SET PROBLEM: Provide an exact transcription of all the records.

DATA SHOWN:
● ● ● ● ●
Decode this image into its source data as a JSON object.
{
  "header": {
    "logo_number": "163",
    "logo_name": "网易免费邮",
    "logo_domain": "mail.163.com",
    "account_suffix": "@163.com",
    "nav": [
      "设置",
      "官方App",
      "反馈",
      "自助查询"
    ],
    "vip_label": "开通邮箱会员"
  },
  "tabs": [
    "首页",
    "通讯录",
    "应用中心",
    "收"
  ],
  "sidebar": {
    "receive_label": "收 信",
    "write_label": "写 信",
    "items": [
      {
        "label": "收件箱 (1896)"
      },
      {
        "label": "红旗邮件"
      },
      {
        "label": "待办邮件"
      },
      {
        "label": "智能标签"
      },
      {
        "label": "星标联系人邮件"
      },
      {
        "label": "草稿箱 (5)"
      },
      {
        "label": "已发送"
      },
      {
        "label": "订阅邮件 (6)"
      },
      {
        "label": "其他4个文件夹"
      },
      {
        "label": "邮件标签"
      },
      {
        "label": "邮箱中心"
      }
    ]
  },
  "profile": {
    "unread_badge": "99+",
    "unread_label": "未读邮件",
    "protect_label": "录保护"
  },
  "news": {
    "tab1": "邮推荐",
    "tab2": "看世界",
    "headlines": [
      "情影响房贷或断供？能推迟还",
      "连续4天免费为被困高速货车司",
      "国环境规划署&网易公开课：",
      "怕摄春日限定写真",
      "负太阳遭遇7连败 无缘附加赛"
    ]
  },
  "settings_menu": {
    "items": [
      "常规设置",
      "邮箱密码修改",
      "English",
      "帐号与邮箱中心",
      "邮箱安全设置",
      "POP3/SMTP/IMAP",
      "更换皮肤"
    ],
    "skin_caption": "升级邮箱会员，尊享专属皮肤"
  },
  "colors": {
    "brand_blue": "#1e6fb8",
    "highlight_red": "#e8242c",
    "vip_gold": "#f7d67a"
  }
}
● ● ● ● ●
TASK SOLUTION:
Decode this image into its source data as a JSON object.
{
  "header": {
    "logo_number": "163",
    "logo_name": "网易免费邮",
    "logo_domain": "mail.163.com",
    "account_suffix": "@163.com",
    "nav": [
      "设置",
      "官方App",
      "反馈",
      "自助查询"
    ],
    "vip_label": "开通邮箱会员"
  },
  "tabs": [
    "首页",
    "通讯录",
    "应用中心",
    "收"
  ],
  "sidebar": {
    "receive_label": "收 信",
    "write_label": "写 信",
    "items": [
      {
        "label": "收件箱 (1896)"
      },
      {
        "label": "红旗邮件"
      },
      {
        "label": "待办邮件"
      },
      {
        "label": "智能标签"
      },
      {
        "label": "星标联系人邮件"
      },
      {
        "label": "草稿箱 (5)"
      },
      {
        "label": "已发送"
      },
      {
        "label": "订阅邮件 (6)"
      },
      {
        "label": "其他4个文件夹"
      },
      {
        "label": "邮件标签"
      },
      {
        "label": "邮箱中心"
      }
    ]
  },
  "profile": {
    "unread_badge": "99+",
    "unread_label": "未读邮件",
    "protect_label": "录保护"
  },
  "news": {
    "tab1": "邮推荐",
    "tab2": "看世界",
    "headlines": [
      "情影响房贷或断供？能推迟还",
      "连续4天免费为被困高速货车司",
      "国环境规划署&网易公开课：",
      "怕摄春日限定写真",
      "负太阳遭遇7连败 无缘附加赛"
    ]
  },
  "settings_menu": {
    "items": [
      "常规设置",
      "邮箱密码修改",
      "English",
      "帐号与邮箱中心",
      "邮箱安全设置",
      "POP3/SMTP/IMAP",
      "更换皮肤"
    ],
    "skin_caption": "升级邮箱会员，尊享专属皮肤"
  },
  "colors": {
    "brand_blue": "#1e6fb8",
    "highlight_red": "#e8242c",
    "vip_gold": "#f7d67a"
  }
}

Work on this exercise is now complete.